> REQUEST
Please copy all of the material below line for line, without changing anything.

> RECORDS SHOWN
★ ★ ★ ★

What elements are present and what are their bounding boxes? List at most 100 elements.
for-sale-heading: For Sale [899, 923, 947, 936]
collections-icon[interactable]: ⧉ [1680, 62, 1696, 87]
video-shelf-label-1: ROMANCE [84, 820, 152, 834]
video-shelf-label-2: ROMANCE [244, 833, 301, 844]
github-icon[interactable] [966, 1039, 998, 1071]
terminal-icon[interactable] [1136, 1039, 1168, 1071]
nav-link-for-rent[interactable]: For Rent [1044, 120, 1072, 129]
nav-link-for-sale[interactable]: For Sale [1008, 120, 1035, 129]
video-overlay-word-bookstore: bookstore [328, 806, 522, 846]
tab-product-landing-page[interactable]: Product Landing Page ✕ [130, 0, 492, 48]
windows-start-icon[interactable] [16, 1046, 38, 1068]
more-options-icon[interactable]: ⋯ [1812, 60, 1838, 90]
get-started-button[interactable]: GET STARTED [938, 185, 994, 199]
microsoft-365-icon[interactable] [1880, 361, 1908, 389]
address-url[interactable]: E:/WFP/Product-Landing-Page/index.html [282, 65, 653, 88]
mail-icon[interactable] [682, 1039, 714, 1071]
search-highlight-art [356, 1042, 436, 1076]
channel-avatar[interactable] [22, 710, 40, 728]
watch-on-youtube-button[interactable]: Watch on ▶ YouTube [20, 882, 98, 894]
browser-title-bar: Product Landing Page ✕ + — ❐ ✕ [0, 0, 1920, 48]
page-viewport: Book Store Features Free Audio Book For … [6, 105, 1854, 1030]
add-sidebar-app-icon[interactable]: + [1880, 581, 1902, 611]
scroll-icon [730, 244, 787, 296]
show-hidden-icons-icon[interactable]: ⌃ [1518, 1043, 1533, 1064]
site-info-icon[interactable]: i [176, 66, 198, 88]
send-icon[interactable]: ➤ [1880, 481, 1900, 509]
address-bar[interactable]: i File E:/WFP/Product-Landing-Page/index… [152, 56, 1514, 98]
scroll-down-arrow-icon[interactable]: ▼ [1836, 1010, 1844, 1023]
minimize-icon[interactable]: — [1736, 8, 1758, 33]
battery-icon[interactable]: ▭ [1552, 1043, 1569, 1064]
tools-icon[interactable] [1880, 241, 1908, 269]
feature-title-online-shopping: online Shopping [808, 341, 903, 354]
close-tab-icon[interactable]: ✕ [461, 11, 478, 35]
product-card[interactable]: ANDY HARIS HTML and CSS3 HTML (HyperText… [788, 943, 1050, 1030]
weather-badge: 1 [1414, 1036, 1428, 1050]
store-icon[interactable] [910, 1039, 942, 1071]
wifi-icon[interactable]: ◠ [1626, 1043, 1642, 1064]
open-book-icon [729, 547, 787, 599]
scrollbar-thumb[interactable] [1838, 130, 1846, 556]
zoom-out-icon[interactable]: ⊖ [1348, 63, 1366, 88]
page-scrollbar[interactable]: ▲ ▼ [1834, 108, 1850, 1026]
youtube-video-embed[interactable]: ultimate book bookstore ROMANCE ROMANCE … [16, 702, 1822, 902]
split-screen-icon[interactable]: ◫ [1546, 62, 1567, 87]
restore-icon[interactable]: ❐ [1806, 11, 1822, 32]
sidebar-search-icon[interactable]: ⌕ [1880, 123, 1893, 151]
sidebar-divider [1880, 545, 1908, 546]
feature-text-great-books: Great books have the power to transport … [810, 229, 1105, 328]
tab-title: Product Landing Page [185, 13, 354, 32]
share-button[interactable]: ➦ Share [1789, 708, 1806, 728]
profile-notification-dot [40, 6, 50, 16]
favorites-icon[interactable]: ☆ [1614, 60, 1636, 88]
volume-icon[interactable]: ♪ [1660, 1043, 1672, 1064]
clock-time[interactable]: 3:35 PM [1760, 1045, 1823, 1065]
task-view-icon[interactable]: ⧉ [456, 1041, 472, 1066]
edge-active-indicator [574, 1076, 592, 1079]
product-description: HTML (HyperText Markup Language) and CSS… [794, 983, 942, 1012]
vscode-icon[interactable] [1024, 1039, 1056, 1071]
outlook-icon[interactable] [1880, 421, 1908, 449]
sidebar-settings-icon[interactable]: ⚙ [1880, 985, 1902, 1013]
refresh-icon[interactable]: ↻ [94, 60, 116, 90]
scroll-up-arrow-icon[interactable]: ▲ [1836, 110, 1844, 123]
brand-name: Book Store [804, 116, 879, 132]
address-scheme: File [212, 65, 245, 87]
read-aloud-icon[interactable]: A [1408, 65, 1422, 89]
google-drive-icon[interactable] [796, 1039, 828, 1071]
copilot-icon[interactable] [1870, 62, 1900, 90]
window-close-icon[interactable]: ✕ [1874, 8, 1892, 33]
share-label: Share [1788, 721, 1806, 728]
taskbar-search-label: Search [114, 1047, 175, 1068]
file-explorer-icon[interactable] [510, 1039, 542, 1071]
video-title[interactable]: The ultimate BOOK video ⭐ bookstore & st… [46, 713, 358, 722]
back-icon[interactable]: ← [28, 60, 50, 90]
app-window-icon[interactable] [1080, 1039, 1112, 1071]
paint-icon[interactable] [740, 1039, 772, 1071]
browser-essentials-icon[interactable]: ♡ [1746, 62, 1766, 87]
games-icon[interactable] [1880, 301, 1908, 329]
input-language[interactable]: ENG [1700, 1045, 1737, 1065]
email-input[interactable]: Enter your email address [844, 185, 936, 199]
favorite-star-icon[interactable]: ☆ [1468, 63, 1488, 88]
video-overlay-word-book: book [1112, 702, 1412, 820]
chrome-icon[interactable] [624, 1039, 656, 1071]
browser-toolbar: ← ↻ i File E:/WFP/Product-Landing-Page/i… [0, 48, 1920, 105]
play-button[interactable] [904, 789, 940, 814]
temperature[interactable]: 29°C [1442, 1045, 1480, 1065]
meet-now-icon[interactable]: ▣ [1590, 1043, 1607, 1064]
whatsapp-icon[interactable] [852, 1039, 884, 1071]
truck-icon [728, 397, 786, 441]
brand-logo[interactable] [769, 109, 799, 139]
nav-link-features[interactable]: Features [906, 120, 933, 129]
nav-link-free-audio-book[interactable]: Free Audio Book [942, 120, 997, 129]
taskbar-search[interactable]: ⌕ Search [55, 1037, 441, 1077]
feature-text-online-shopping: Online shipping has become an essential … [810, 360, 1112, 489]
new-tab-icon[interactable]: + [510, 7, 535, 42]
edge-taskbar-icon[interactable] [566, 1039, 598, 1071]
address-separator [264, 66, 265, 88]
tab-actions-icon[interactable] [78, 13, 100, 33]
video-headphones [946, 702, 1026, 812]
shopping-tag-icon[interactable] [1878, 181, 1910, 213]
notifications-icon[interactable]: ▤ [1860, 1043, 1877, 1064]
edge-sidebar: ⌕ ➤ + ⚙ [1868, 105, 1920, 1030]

★ ★ ★ ★

> SOLUTION FOR THIS EXERCISE
What elements are present and what are their bounding boxes? List at most 100 elements.
for-sale-heading: For Sale [899, 923, 947, 936]
collections-icon[interactable]: ⧉ [1680, 62, 1696, 87]
video-shelf-label-1: ROMANCE [84, 820, 152, 834]
video-shelf-label-2: ROMANCE [244, 833, 301, 844]
github-icon[interactable] [966, 1039, 998, 1071]
terminal-icon[interactable] [1136, 1039, 1168, 1071]
nav-link-for-rent[interactable]: For Rent [1044, 120, 1072, 129]
nav-link-for-sale[interactable]: For Sale [1008, 120, 1035, 129]
video-overlay-word-bookstore: bookstore [328, 806, 522, 846]
tab-product-landing-page[interactable]: Product Landing Page ✕ [130, 0, 492, 48]
windows-start-icon[interactable] [16, 1046, 38, 1068]
more-options-icon[interactable]: ⋯ [1812, 60, 1838, 90]
get-started-button[interactable]: GET STARTED [938, 185, 994, 199]
microsoft-365-icon[interactable] [1880, 361, 1908, 389]
address-url[interactable]: E:/WFP/Product-Landing-Page/index.html [282, 65, 653, 88]
mail-icon[interactable] [682, 1039, 714, 1071]
search-highlight-art [356, 1042, 436, 1076]
channel-avatar[interactable] [22, 710, 40, 728]
watch-on-youtube-button[interactable]: Watch on ▶ YouTube [20, 882, 98, 894]
browser-title-bar: Product Landing Page ✕ + — ❐ ✕ [0, 0, 1920, 48]
page-viewport: Book Store Features Free Audio Book For … [6, 105, 1854, 1030]
add-sidebar-app-icon[interactable]: + [1880, 581, 1902, 611]
scroll-icon [730, 244, 787, 296]
show-hidden-icons-icon[interactable]: ⌃ [1518, 1043, 1533, 1064]
site-info-icon[interactable]: i [176, 66, 198, 88]
send-icon[interactable]: ➤ [1880, 481, 1900, 509]
address-bar[interactable]: i File E:/WFP/Product-Landing-Page/index… [152, 56, 1514, 98]
scroll-down-arrow-icon[interactable]: ▼ [1836, 1010, 1844, 1023]
minimize-icon[interactable]: — [1736, 8, 1758, 33]
battery-icon[interactable]: ▭ [1552, 1043, 1569, 1064]
tools-icon[interactable] [1880, 241, 1908, 269]
feature-title-online-shopping: online Shopping [808, 341, 903, 354]
close-tab-icon[interactable]: ✕ [461, 11, 478, 35]
product-card[interactable]: ANDY HARIS HTML and CSS3 HTML (HyperText… [788, 943, 1050, 1030]
weather-badge: 1 [1414, 1036, 1428, 1050]
store-icon[interactable] [910, 1039, 942, 1071]
wifi-icon[interactable]: ◠ [1626, 1043, 1642, 1064]
open-book-icon [729, 547, 787, 599]
scrollbar-thumb[interactable] [1838, 130, 1846, 556]
zoom-out-icon[interactable]: ⊖ [1348, 63, 1366, 88]
page-scrollbar[interactable]: ▲ ▼ [1834, 108, 1850, 1026]
youtube-video-embed[interactable]: ultimate book bookstore ROMANCE ROMANCE … [16, 702, 1822, 902]
split-screen-icon[interactable]: ◫ [1546, 62, 1567, 87]
restore-icon[interactable]: ❐ [1806, 11, 1822, 32]
sidebar-search-icon[interactable]: ⌕ [1880, 123, 1893, 151]
sidebar-divider [1880, 545, 1908, 546]
feature-text-great-books: Great books have the power to transport … [810, 229, 1105, 328]
tab-title: Product Landing Page [185, 13, 354, 32]
share-button[interactable]: ➦ Share [1789, 708, 1806, 728]
profile-notification-dot [40, 6, 50, 16]
favorites-icon[interactable]: ☆ [1614, 60, 1636, 88]
volume-icon[interactable]: ♪ [1660, 1043, 1672, 1064]
clock-time[interactable]: 3:35 PM [1760, 1045, 1823, 1065]
task-view-icon[interactable]: ⧉ [456, 1041, 472, 1066]
edge-active-indicator [574, 1076, 592, 1079]
product-description: HTML (HyperText Markup Language) and CSS… [794, 983, 942, 1012]
vscode-icon[interactable] [1024, 1039, 1056, 1071]
outlook-icon[interactable] [1880, 421, 1908, 449]
sidebar-settings-icon[interactable]: ⚙ [1880, 985, 1902, 1013]
refresh-icon[interactable]: ↻ [94, 60, 116, 90]
scroll-up-arrow-icon[interactable]: ▲ [1836, 110, 1844, 123]
brand-name: Book Store [804, 116, 879, 132]
address-scheme: File [212, 65, 245, 87]
read-aloud-icon[interactable]: A [1408, 65, 1422, 89]
google-drive-icon[interactable] [796, 1039, 828, 1071]
copilot-icon[interactable] [1870, 62, 1900, 90]
window-close-icon[interactable]: ✕ [1874, 8, 1892, 33]
share-label: Share [1788, 721, 1806, 728]
taskbar-search-label: Search [114, 1047, 175, 1068]
file-explorer-icon[interactable] [510, 1039, 542, 1071]
video-title[interactable]: The ultimate BOOK video ⭐ bookstore & st… [46, 713, 358, 722]
back-icon[interactable]: ← [28, 60, 50, 90]
app-window-icon[interactable] [1080, 1039, 1112, 1071]
paint-icon[interactable] [740, 1039, 772, 1071]
browser-essentials-icon[interactable]: ♡ [1746, 62, 1766, 87]
games-icon[interactable] [1880, 301, 1908, 329]
input-language[interactable]: ENG [1700, 1045, 1737, 1065]
email-input[interactable]: Enter your email address [844, 185, 936, 199]
favorite-star-icon[interactable]: ☆ [1468, 63, 1488, 88]
video-overlay-word-book: book [1112, 702, 1412, 820]
chrome-icon[interactable] [624, 1039, 656, 1071]
browser-toolbar: ← ↻ i File E:/WFP/Product-Landing-Page/i… [0, 48, 1920, 105]
play-button[interactable] [904, 789, 940, 814]
temperature[interactable]: 29°C [1442, 1045, 1480, 1065]
meet-now-icon[interactable]: ▣ [1590, 1043, 1607, 1064]
whatsapp-icon[interactable] [852, 1039, 884, 1071]
truck-icon [728, 397, 786, 441]
brand-logo[interactable] [769, 109, 799, 139]
nav-link-features[interactable]: Features [906, 120, 933, 129]
nav-link-free-audio-book[interactable]: Free Audio Book [942, 120, 997, 129]
taskbar-search[interactable]: ⌕ Search [55, 1037, 441, 1077]
feature-text-online-shopping: Online shipping has become an essential … [810, 360, 1112, 489]
new-tab-icon[interactable]: + [510, 7, 535, 42]
edge-taskbar-icon[interactable] [566, 1039, 598, 1071]
address-separator [264, 66, 265, 88]
tab-actions-icon[interactable] [78, 13, 100, 33]
video-headphones [946, 702, 1026, 812]
shopping-tag-icon[interactable] [1878, 181, 1910, 213]
notifications-icon[interactable]: ▤ [1860, 1043, 1877, 1064]
edge-sidebar: ⌕ ➤ + ⚙ [1868, 105, 1920, 1030]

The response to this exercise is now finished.